Exercises
**1)** Name every ventricular assist device that the passage on ventricular assist devices describes, giving each one separately.
**2)** Write the next part of the passage on ventricular assist devices, picking up after its final sentence.

Types of Ventricular Assist Devices

University of Utah Health's Cardiac Mechanical Support Program uses the most advanced and reliable ventricular assist devices (VADs) available for patients today. In addition, our physicians are pioneering the use of several new devices by conducting clinical trials research in an effort to provide better care and outcomes for our patients. Read more about the VAD devices used by our program:

Heartmate II

The HeartMate II is an intermediate-to-chronic left ventricular assist device. Designed to dramatically improve survival and quality of life, the HeartMate II was developed with the goal of providing up to 10 years of circulatory support for a broad range of advanced heart failure patients. Its small size and quiet operation make the HeartMate II suitable for a wider range of patients, including women and those of smaller stature.

This device is FDA approved for Bridge to Transplant and Destination Therapy.


Held in the hand, the Jarvik 2000 Heart System is a pump is about the size of a C battery. Within its titanium shell sits a direct-current motor and a single moving part: a small, spinning titanium impeller that pumps blood from the heart at up to 7 liters per minute. It can be implanted through an incision in the breastbone (sternotomy) or through a less invasive incision along the rib cage (thoracotomy). The Jarvik 2000 augments the weakened heart's blood output to help restore a normal blood flow throughout the body.

Patients with this device can be discharged from the hospital while they wait for a suitable donor heart. This device is currently undergoing trails for bridge to transplant.

HeartWare VAS

The HeartWare, or HVAD pump, is a miniaturized, centrifugal pump capable of delivering up to 10 liters/minute of blood flow from the heart to the rest of the body. Like all other VADs, the HeartWare VAS has a small driveline exiting the abdomen that delivers power to the pump via a controller and two batteries. The impeller inside the pump is suspended using a combination of passive magnets and hydrodynamic thrust bearings offering essentially a “wear-less” system. The HeartWare VAS is in clinical trials for both bridge to transplantation and destination therapy.

Thoratec PVAD & IVAD

This device is ideal for patients requiring extended left, right, or biventricular support. This VAD is pneumatic and thus requires the patient's driveline to be connected to a special air compressor at all times.

The PVAD has a seamless pumping chamber enclosed in a rigid polysulfone case all located on the outside of a patient's body. ThoratecThoratecIt has been used for over 20 years and allows patients of smaller sizes the opportunity for biventricular support and the ability to be discharged home while they wait for a donor heart. The Thoratec IVAD is an implantable version of the Thoratec PVAD and works in the same manner, however unlike the PVAD, the IVAD pump(s) reside in the patient’s chest cavity.

Extracted entries
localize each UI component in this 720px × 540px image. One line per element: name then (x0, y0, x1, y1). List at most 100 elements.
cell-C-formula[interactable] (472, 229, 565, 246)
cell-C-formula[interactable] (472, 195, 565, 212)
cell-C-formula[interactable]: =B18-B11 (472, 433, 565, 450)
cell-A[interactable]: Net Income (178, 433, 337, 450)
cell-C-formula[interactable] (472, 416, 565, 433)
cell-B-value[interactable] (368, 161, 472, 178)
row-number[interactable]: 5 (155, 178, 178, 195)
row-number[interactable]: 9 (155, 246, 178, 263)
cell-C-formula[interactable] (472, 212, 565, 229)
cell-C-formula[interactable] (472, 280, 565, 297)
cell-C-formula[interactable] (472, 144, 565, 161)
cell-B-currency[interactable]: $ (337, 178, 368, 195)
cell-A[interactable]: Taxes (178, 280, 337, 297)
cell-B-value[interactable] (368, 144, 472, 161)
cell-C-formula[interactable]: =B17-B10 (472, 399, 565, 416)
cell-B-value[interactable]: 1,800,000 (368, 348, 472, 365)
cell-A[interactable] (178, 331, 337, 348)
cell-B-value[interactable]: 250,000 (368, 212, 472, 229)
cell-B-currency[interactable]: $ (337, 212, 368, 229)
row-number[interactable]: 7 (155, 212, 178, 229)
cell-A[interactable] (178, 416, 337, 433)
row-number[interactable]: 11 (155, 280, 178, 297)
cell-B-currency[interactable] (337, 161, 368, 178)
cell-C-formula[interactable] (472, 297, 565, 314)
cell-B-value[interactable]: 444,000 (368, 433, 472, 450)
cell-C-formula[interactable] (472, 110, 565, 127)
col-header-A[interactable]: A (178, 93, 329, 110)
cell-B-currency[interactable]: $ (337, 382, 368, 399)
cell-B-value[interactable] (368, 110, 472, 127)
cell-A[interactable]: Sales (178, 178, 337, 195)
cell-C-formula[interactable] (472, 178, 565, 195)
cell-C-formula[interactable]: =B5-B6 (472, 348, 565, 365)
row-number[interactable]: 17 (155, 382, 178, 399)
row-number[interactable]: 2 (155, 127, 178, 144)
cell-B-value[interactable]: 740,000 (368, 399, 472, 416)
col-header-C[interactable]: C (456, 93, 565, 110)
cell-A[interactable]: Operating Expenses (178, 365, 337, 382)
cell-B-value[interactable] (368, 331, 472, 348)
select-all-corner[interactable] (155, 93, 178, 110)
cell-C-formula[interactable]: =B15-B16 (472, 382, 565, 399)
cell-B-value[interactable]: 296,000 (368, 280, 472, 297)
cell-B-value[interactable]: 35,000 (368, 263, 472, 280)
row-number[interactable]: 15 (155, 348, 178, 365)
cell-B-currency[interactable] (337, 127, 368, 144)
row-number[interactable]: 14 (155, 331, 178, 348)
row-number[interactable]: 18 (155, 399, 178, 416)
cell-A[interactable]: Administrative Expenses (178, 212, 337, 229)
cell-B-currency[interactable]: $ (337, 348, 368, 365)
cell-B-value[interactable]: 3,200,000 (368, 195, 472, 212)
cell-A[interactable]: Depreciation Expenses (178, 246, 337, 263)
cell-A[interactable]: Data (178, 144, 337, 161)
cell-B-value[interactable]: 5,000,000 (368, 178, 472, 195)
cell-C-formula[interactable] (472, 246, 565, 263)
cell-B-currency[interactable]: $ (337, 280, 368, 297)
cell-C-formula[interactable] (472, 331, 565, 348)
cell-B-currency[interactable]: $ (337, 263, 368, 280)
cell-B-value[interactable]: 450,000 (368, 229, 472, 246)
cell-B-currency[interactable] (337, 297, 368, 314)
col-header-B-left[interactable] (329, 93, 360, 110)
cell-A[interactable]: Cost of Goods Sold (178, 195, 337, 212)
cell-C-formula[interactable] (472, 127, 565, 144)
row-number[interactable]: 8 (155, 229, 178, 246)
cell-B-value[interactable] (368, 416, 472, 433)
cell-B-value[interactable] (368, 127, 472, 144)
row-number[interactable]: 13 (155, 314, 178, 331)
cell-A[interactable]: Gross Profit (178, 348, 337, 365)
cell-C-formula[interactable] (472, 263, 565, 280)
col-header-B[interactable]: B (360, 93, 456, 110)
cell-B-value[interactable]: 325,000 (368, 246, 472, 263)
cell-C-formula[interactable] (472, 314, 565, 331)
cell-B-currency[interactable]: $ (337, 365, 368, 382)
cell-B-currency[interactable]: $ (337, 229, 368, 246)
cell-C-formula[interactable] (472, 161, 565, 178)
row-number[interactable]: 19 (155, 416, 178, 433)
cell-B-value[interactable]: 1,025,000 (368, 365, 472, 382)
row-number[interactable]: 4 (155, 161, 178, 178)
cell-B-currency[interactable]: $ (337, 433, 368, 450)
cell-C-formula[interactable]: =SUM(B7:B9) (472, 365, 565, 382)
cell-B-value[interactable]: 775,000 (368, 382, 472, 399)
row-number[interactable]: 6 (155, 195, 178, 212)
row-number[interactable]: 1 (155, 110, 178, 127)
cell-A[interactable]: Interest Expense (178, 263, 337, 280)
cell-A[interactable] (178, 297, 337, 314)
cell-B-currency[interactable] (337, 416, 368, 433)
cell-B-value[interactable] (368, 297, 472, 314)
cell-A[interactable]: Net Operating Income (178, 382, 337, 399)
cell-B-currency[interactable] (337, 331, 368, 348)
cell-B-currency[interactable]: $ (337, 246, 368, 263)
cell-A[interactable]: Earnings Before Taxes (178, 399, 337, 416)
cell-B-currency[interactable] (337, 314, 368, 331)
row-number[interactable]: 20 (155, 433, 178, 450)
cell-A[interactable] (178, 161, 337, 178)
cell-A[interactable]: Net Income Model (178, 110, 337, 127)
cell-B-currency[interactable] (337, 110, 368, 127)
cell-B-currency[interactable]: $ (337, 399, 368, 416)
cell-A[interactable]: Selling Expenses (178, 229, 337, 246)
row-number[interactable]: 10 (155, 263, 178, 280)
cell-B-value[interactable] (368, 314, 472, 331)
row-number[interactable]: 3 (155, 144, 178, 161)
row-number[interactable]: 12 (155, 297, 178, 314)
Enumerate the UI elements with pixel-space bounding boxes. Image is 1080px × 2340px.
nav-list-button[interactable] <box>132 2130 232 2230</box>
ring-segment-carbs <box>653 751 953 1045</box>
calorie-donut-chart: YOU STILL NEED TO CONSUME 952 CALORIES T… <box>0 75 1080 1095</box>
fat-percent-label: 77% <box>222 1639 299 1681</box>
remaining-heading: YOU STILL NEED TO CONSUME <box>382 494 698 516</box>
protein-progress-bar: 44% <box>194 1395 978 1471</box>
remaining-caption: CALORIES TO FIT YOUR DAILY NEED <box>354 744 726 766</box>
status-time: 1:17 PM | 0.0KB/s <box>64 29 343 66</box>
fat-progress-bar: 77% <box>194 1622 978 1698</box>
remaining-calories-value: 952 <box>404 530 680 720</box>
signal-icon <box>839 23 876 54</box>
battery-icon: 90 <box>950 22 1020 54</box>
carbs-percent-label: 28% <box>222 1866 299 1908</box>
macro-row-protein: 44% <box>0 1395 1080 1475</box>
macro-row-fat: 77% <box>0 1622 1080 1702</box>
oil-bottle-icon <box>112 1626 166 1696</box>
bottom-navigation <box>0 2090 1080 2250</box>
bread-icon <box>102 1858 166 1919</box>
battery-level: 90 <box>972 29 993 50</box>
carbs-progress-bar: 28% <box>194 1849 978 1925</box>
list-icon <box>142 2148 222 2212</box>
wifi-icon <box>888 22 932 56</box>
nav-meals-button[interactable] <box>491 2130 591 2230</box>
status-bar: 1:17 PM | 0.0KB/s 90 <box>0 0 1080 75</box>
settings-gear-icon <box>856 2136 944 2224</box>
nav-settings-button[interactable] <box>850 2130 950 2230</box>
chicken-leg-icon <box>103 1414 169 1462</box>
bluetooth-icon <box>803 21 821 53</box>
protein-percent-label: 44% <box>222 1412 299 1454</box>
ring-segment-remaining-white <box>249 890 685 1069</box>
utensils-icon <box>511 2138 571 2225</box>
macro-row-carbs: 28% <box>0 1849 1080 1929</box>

Responses to the tasks
**1)**
HeartMate II
Jarvik 2000 Heart System
HeartWare VAS (HVAD pump)
Thoratec PVAD
Thoratec IVAD

**2)**
The CentriMag (also known as Levitronix) is a temporary external VAD that can support the right or left heart or both. Designed for clinical use for up to six hours, the CentriMag can be used as a short-term solution for acute heart failure while longer-term options are considered and is currently being studied for post-cardiotomy recovery in patients unable to be weaned from cardiopulmonary bypass. The CentriMag is currently being studied in patients who need VAD support for up to 30 days.

The CentriMag is a continuous-flow, centrifugal-type rotary blood pump that is placed outside the body (extracorporeally). The continuous flow design means that the patient may not have a pulse. The pump is magnetically levitated, and the rotor spins at 3000-4000 RPMs.

Impella 2.5

The Impella 2.5 is a minimally invasive, catheter-based cardiac assist device designed to partially unload the left ventricle thus reducing the heart's workload and oxygen consumption. The Impella 2.5 can be inserted into the left ventricle in a cath lab through the femoral artery, into the ascending aorta, across the aortic valve, and into the left ventricle. The tip of the catheter contains a "pigtail" that crosses the patient's heart valve and rests in the left ventricle, generating flows up to 2.5 L/min.

Extracorporeal Membrane Oxygenation (ECMO)

Although not classified as a VAD, Extracorporeal Membrane Oxygenation (ECMO) offers an alternative form of mechanical circulatory support therapy for patients with severe acute respiratory and/or cardiac failure who have a high mortality risk despite optimal conventional forms of treatment. Indications for ECMO include primary or secondary respiratory failure and cardiogenic shock. ECMO is a technically complex procedure that allows us to fully support the patient's respiratory and/or cardiac function at the bedside to allow for recovery and treatment of underlying etiology or as a bridge to a more durable device.